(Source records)
────

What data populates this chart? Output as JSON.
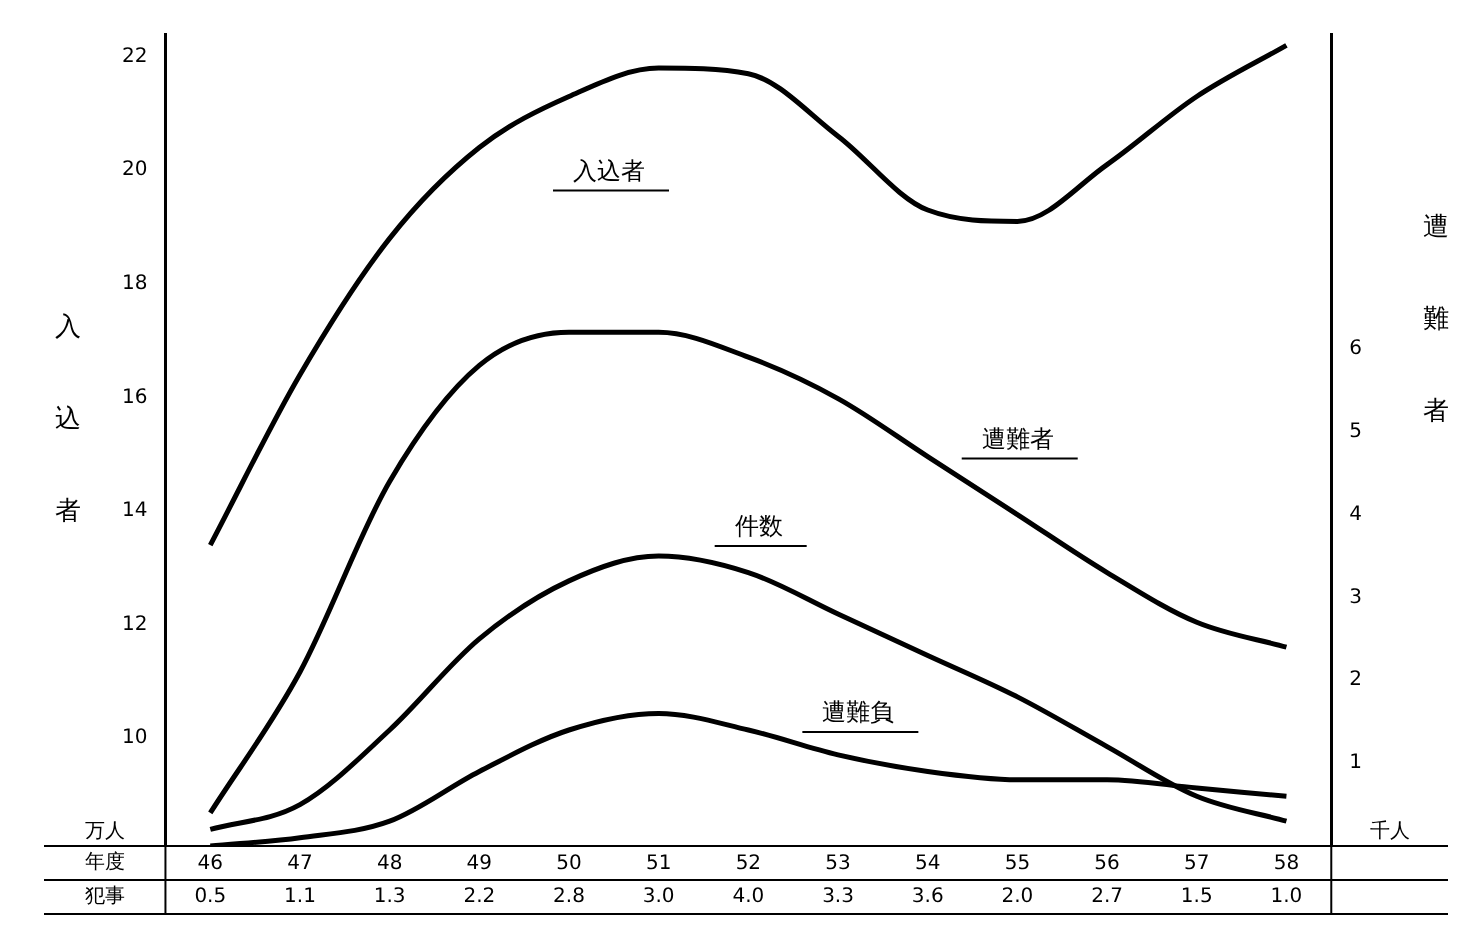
{
  "chart_data": {
    "type": "line",
    "ylabel": "入込者",
    "y2label": "遭難者",
    "xlabel": "年度",
    "categories": [
      "46",
      "47",
      "48",
      "49",
      "50",
      "51",
      "52",
      "53",
      "54",
      "55",
      "56",
      "57",
      "58"
    ],
    "series": [
      {
        "name": "入込者",
        "color": "#000000",
        "values": [
          13.4,
          16.4,
          18.8,
          20.4,
          21.3,
          21.8,
          21.7,
          20.6,
          19.3,
          19.1,
          20.1,
          21.3,
          22.2
        ]
      },
      {
        "name": "遭難者",
        "color": "#000000",
        "axis": "y2",
        "values": [
          0.4,
          2.1,
          4.4,
          5.8,
          6.2,
          6.2,
          5.9,
          5.4,
          4.7,
          4.0,
          3.3,
          2.7,
          2.4
        ]
      },
      {
        "name": "件数",
        "color": "#000000",
        "axis": "y2",
        "values": [
          0.2,
          0.5,
          1.4,
          2.5,
          3.2,
          3.5,
          3.3,
          2.8,
          2.3,
          1.8,
          1.2,
          0.6,
          0.3
        ]
      },
      {
        "name": "遭難負",
        "color": "#000000",
        "axis": "y2",
        "values": [
          0.0,
          0.1,
          0.3,
          0.9,
          1.4,
          1.6,
          1.4,
          1.1,
          0.9,
          0.8,
          0.8,
          0.7,
          0.6
        ]
      }
    ],
    "ylim": [
      8.1,
      22.4
    ],
    "yticks": [
      10,
      12,
      14,
      16,
      18,
      20,
      22
    ],
    "y2lim": [
      0,
      9.8
    ],
    "y2ticks": [
      1,
      2,
      3,
      4,
      5,
      6
    ],
    "annotations": [
      "万人",
      "千人",
      "犯事",
      "0.5",
      "1.1",
      "1.3",
      "2.2",
      "2.8",
      "3.0",
      "4.0",
      "3.3",
      "3.6",
      "2.0",
      "2.7",
      "1.5",
      "1.0"
    ],
    "grid": false,
    "legend": false,
    "marker": "none",
    "line_style": "solid"
  }
}
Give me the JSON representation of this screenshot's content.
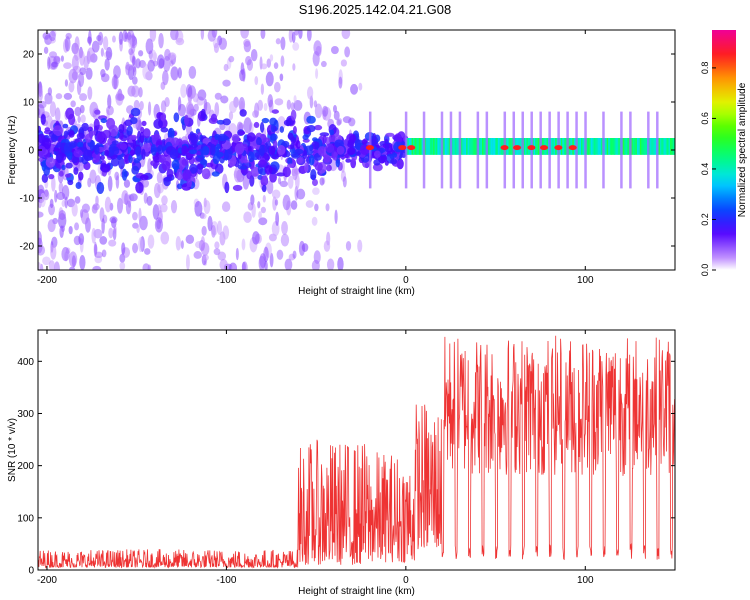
{
  "title": "S196.2025.142.04.21.G08",
  "chart_data": [
    {
      "type": "heatmap",
      "xlabel": "Height of straight line (km)",
      "ylabel": "Frequency (Hz)",
      "xlim": [
        -205,
        150
      ],
      "ylim": [
        -25,
        25
      ],
      "xticks": [
        -200,
        -100,
        0,
        100
      ],
      "yticks": [
        -20,
        -10,
        0,
        10,
        20
      ],
      "colorbar": {
        "label": "Normalized spectral amplitude",
        "range": [
          0,
          0.95
        ],
        "ticks": [
          0.0,
          0.2,
          0.4,
          0.6,
          0.8
        ]
      },
      "description_values": {
        "band_center_hz": 0,
        "peak_positions_km": [
          -20,
          0,
          40,
          55,
          70,
          85,
          100
        ]
      }
    },
    {
      "type": "line",
      "xlabel": "Height of straight line (km)",
      "ylabel": "SNR (10 * v/v)",
      "xlim": [
        -205,
        150
      ],
      "ylim": [
        0,
        460
      ],
      "xticks": [
        -200,
        -100,
        0,
        100
      ],
      "yticks": [
        0,
        100,
        200,
        300,
        400
      ],
      "color": "#ee3333",
      "segments": [
        {
          "x_from": -205,
          "x_to": -60,
          "low": 5,
          "high": 40
        },
        {
          "x_from": -60,
          "x_to": -20,
          "low": 10,
          "high": 250
        },
        {
          "x_from": -20,
          "x_to": 5,
          "low": 15,
          "high": 230
        },
        {
          "x_from": 5,
          "x_to": 20,
          "low": 40,
          "high": 330
        },
        {
          "x_from": 20,
          "x_to": 150,
          "low": 20,
          "high": 450
        }
      ]
    }
  ]
}
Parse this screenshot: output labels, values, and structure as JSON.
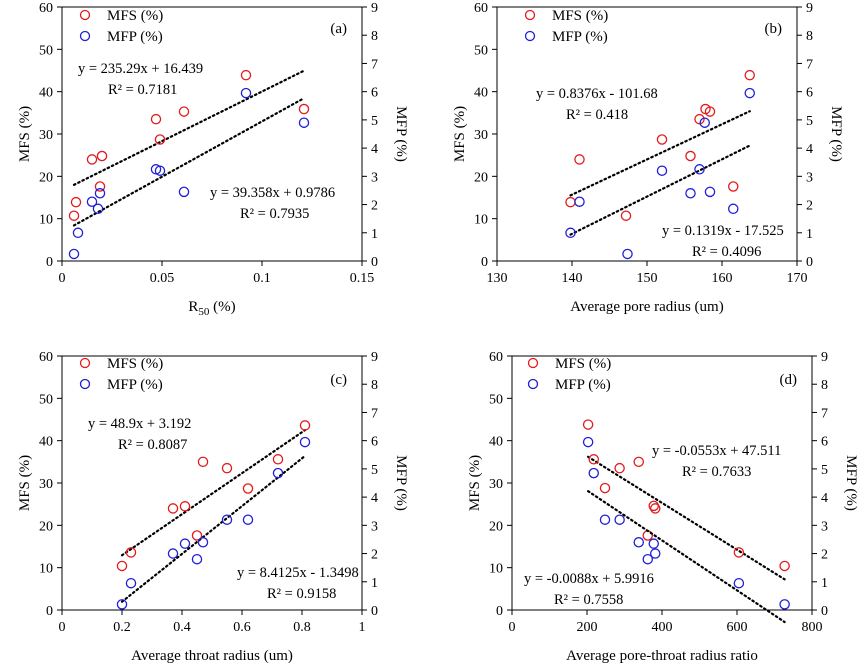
{
  "colors": {
    "mfs": "#e31a1c",
    "mfp": "#1f1fd6",
    "axis": "#000000",
    "trend": "#000000"
  },
  "chart_data": [
    {
      "type": "scatter",
      "tag": "(a)",
      "xlabel_main": "R",
      "xlabel_sub": "50",
      "xlabel_suffix": " (%)",
      "ylabel_left": "MFS (%)",
      "ylabel_right": "MFP (%)",
      "xlim": [
        0,
        0.15
      ],
      "xticks": [
        0,
        0.05,
        0.1,
        0.15
      ],
      "xtick_labels": [
        "0",
        "0.05",
        "0.1",
        "0.15"
      ],
      "ylim_left": [
        0,
        60
      ],
      "yticks_left": [
        0,
        10,
        20,
        30,
        40,
        50,
        60
      ],
      "ylim_right": [
        0,
        9
      ],
      "yticks_right": [
        0,
        1,
        2,
        3,
        4,
        5,
        6,
        7,
        8,
        9
      ],
      "legend": [
        "MFS (%)",
        "MFP (%)"
      ],
      "series": [
        {
          "name": "MFS (%)",
          "axis": "left",
          "x": [
            0.006,
            0.007,
            0.015,
            0.019,
            0.02,
            0.047,
            0.049,
            0.061,
            0.092,
            0.121
          ],
          "y": [
            10.7,
            13.9,
            24.0,
            17.6,
            24.8,
            33.5,
            28.7,
            35.3,
            43.9,
            35.9
          ],
          "equation": "y = 235.29x  + 16.439",
          "r2": "R² = 0.7181",
          "trend_x": [
            0.006,
            0.121
          ]
        },
        {
          "name": "MFP (%)",
          "axis": "right",
          "x": [
            0.006,
            0.008,
            0.015,
            0.018,
            0.019,
            0.047,
            0.049,
            0.061,
            0.092,
            0.121
          ],
          "y": [
            0.25,
            1.0,
            2.1,
            1.85,
            2.4,
            3.25,
            3.2,
            2.45,
            5.95,
            4.9
          ],
          "equation": "y = 39.358x  + 0.9786",
          "r2": "R² = 0.7935",
          "trend_x": [
            0.006,
            0.121
          ]
        }
      ]
    },
    {
      "type": "scatter",
      "tag": "(b)",
      "xlabel_main": "Average pore radius (um)",
      "xlabel_sub": "",
      "xlabel_suffix": "",
      "ylabel_left": "MFS (%)",
      "ylabel_right": "MFP (%)",
      "xlim": [
        130,
        170
      ],
      "xticks": [
        130,
        140,
        150,
        160,
        170
      ],
      "xtick_labels": [
        "130",
        "140",
        "150",
        "160",
        "170"
      ],
      "ylim_left": [
        0,
        60
      ],
      "yticks_left": [
        0,
        10,
        20,
        30,
        40,
        50,
        60
      ],
      "ylim_right": [
        0,
        9
      ],
      "yticks_right": [
        0,
        1,
        2,
        3,
        4,
        5,
        6,
        7,
        8,
        9
      ],
      "legend": [
        "MFS (%)",
        "MFP (%)"
      ],
      "series": [
        {
          "name": "MFS (%)",
          "axis": "left",
          "x": [
            139.8,
            141.0,
            147.2,
            152.0,
            155.8,
            157.0,
            157.8,
            158.4,
            161.5,
            163.7
          ],
          "y": [
            13.9,
            24.0,
            10.7,
            28.7,
            24.8,
            33.5,
            35.9,
            35.3,
            17.6,
            43.9
          ],
          "equation": "y = 0.8376x  - 101.68",
          "r2": "R² = 0.418",
          "trend_x": [
            139.8,
            163.7
          ]
        },
        {
          "name": "MFP (%)",
          "axis": "right",
          "x": [
            139.8,
            141.0,
            147.4,
            152.0,
            155.8,
            157.0,
            157.7,
            158.4,
            161.5,
            163.7
          ],
          "y": [
            1.0,
            2.1,
            0.25,
            3.2,
            2.4,
            3.25,
            4.9,
            2.45,
            1.85,
            5.95
          ],
          "equation": "y = 0.1319x  - 17.525",
          "r2": "R² = 0.4096",
          "trend_x": [
            139.8,
            163.7
          ]
        }
      ]
    },
    {
      "type": "scatter",
      "tag": "(c)",
      "xlabel_main": "Average throat radius (um)",
      "xlabel_sub": "",
      "xlabel_suffix": "",
      "ylabel_left": "MFS (%)",
      "ylabel_right": "MFP (%)",
      "xlim": [
        0,
        1
      ],
      "xticks": [
        0,
        0.2,
        0.4,
        0.6,
        0.8,
        1
      ],
      "xtick_labels": [
        "0",
        "0.2",
        "0.4",
        "0.6",
        "0.8",
        "1"
      ],
      "ylim_left": [
        0,
        60
      ],
      "yticks_left": [
        0,
        10,
        20,
        30,
        40,
        50,
        60
      ],
      "ylim_right": [
        0,
        9
      ],
      "yticks_right": [
        0,
        1,
        2,
        3,
        4,
        5,
        6,
        7,
        8,
        9
      ],
      "legend": [
        "MFS (%)",
        "MFP (%)"
      ],
      "series": [
        {
          "name": "MFS (%)",
          "axis": "left",
          "x": [
            0.2,
            0.23,
            0.37,
            0.41,
            0.45,
            0.47,
            0.55,
            0.62,
            0.72,
            0.81
          ],
          "y": [
            10.4,
            13.6,
            24.0,
            24.5,
            17.6,
            35.0,
            33.5,
            28.7,
            35.6,
            43.6
          ],
          "equation": "y = 48.9x  + 3.192",
          "r2": "R² = 0.8087",
          "trend_x": [
            0.2,
            0.81
          ]
        },
        {
          "name": "MFP (%)",
          "axis": "right",
          "x": [
            0.2,
            0.23,
            0.37,
            0.41,
            0.45,
            0.47,
            0.55,
            0.62,
            0.72,
            0.81
          ],
          "y": [
            0.2,
            0.95,
            2.0,
            2.35,
            1.8,
            2.4,
            3.2,
            3.2,
            4.85,
            5.95
          ],
          "equation": "y = 8.4125x  - 1.3498",
          "r2": "R² = 0.9158",
          "trend_x": [
            0.2,
            0.81
          ]
        }
      ]
    },
    {
      "type": "scatter",
      "tag": "(d)",
      "xlabel_main": "Average pore-throat radius ratio",
      "xlabel_sub": "",
      "xlabel_suffix": "",
      "ylabel_left": "MFS (%)",
      "ylabel_right": "MFP (%)",
      "xlim": [
        0,
        800
      ],
      "xticks": [
        0,
        200,
        400,
        600,
        800
      ],
      "xtick_labels": [
        "0",
        "200",
        "400",
        "600",
        "800"
      ],
      "ylim_left": [
        0,
        60
      ],
      "yticks_left": [
        0,
        10,
        20,
        30,
        40,
        50,
        60
      ],
      "ylim_right": [
        0,
        9
      ],
      "yticks_right": [
        0,
        1,
        2,
        3,
        4,
        5,
        6,
        7,
        8,
        9
      ],
      "legend": [
        "MFS (%)",
        "MFP (%)"
      ],
      "series": [
        {
          "name": "MFS (%)",
          "axis": "left",
          "x": [
            203,
            218,
            248,
            287,
            338,
            362,
            378,
            382,
            605,
            727
          ],
          "y": [
            43.8,
            35.6,
            28.8,
            33.5,
            35.0,
            17.6,
            24.6,
            24.0,
            13.6,
            10.4
          ],
          "equation": "y = -0.0553x  + 47.511",
          "r2": "R² = 0.7633",
          "trend_x": [
            203,
            727
          ]
        },
        {
          "name": "MFP (%)",
          "axis": "right",
          "x": [
            203,
            218,
            248,
            287,
            338,
            362,
            378,
            382,
            605,
            727
          ],
          "y": [
            5.95,
            4.85,
            3.2,
            3.2,
            2.4,
            1.8,
            2.35,
            2.0,
            0.95,
            0.2
          ],
          "equation": "y = -0.0088x  + 5.9916",
          "r2": "R² = 0.7558",
          "trend_x": [
            203,
            727
          ]
        }
      ]
    }
  ]
}
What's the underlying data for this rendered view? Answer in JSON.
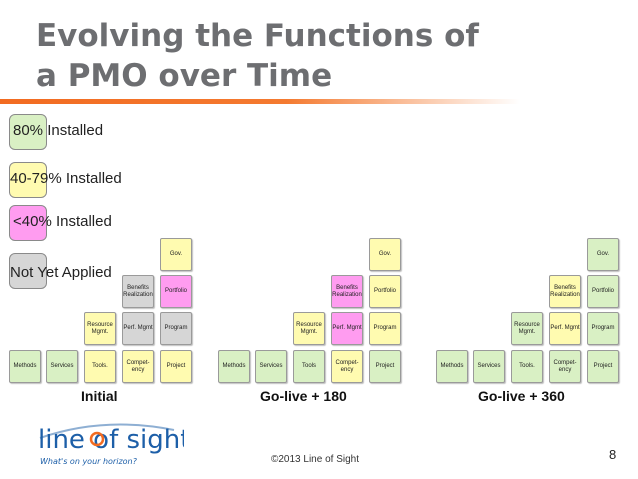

────

Extract each line from the entries above that contains the string "throat".

- _TASK OUTPUT_:
      "xlabel_main": "Average throat radius (um)",
      "xlabel_main": "Average pore-throat radius ratio",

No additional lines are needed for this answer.